Can you write out all the lines word for word, with no pictures?

+ + + + + + +

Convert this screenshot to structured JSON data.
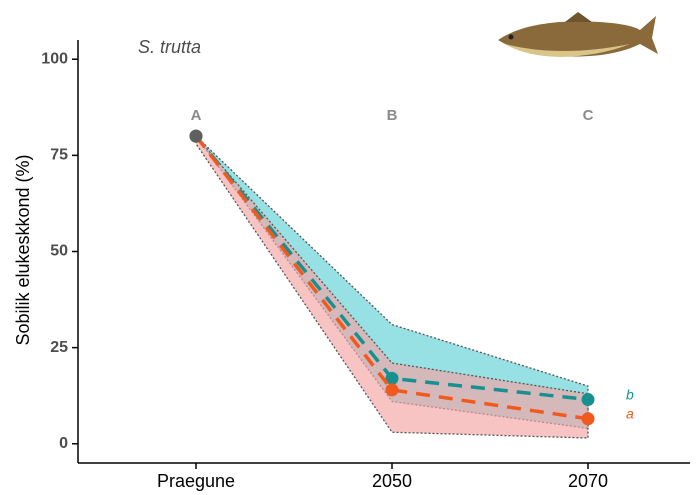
{
  "chart_data": {
    "type": "ribbon-line",
    "species": "S. trutta",
    "y_label": "Sobilik elukeskkond (%)",
    "categories": [
      "Praegune",
      "2050",
      "2070"
    ],
    "group_labels": [
      "A",
      "B",
      "C"
    ],
    "start_point_color": "#5f5f5f",
    "series": [
      {
        "name": "b",
        "color": "#17918f",
        "band_color": "#5fd0d6",
        "values": [
          80,
          17,
          11.5
        ],
        "lower": [
          80,
          11,
          4
        ],
        "upper": [
          80,
          31,
          15
        ]
      },
      {
        "name": "a",
        "color": "#f05a1e",
        "band_color": "#f5a3a3",
        "values": [
          80,
          14,
          6.5
        ],
        "lower": [
          78,
          3,
          1.5
        ],
        "upper": [
          80,
          21,
          13
        ]
      }
    ],
    "ylim": [
      -5,
      105
    ],
    "yticks": [
      0,
      25,
      50,
      75,
      100
    ]
  }
}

+ + + + + + +

▶ **EXPECTED ANSWER**:
Convert this screenshot to structured JSON data.
{
  "chart_data": {
    "type": "ribbon-line",
    "species": "S. trutta",
    "y_label": "Sobilik elukeskkond (%)",
    "categories": [
      "Praegune",
      "2050",
      "2070"
    ],
    "group_labels": [
      "A",
      "B",
      "C"
    ],
    "start_point_color": "#5f5f5f",
    "series": [
      {
        "name": "b",
        "color": "#17918f",
        "band_color": "#5fd0d6",
        "values": [
          80,
          17,
          11.5
        ],
        "lower": [
          80,
          11,
          4
        ],
        "upper": [
          80,
          31,
          15
        ]
      },
      {
        "name": "a",
        "color": "#f05a1e",
        "band_color": "#f5a3a3",
        "values": [
          80,
          14,
          6.5
        ],
        "lower": [
          78,
          3,
          1.5
        ],
        "upper": [
          80,
          21,
          13
        ]
      }
    ],
    "ylim": [
      -5,
      105
    ],
    "yticks": [
      0,
      25,
      50,
      75,
      100
    ]
  }
}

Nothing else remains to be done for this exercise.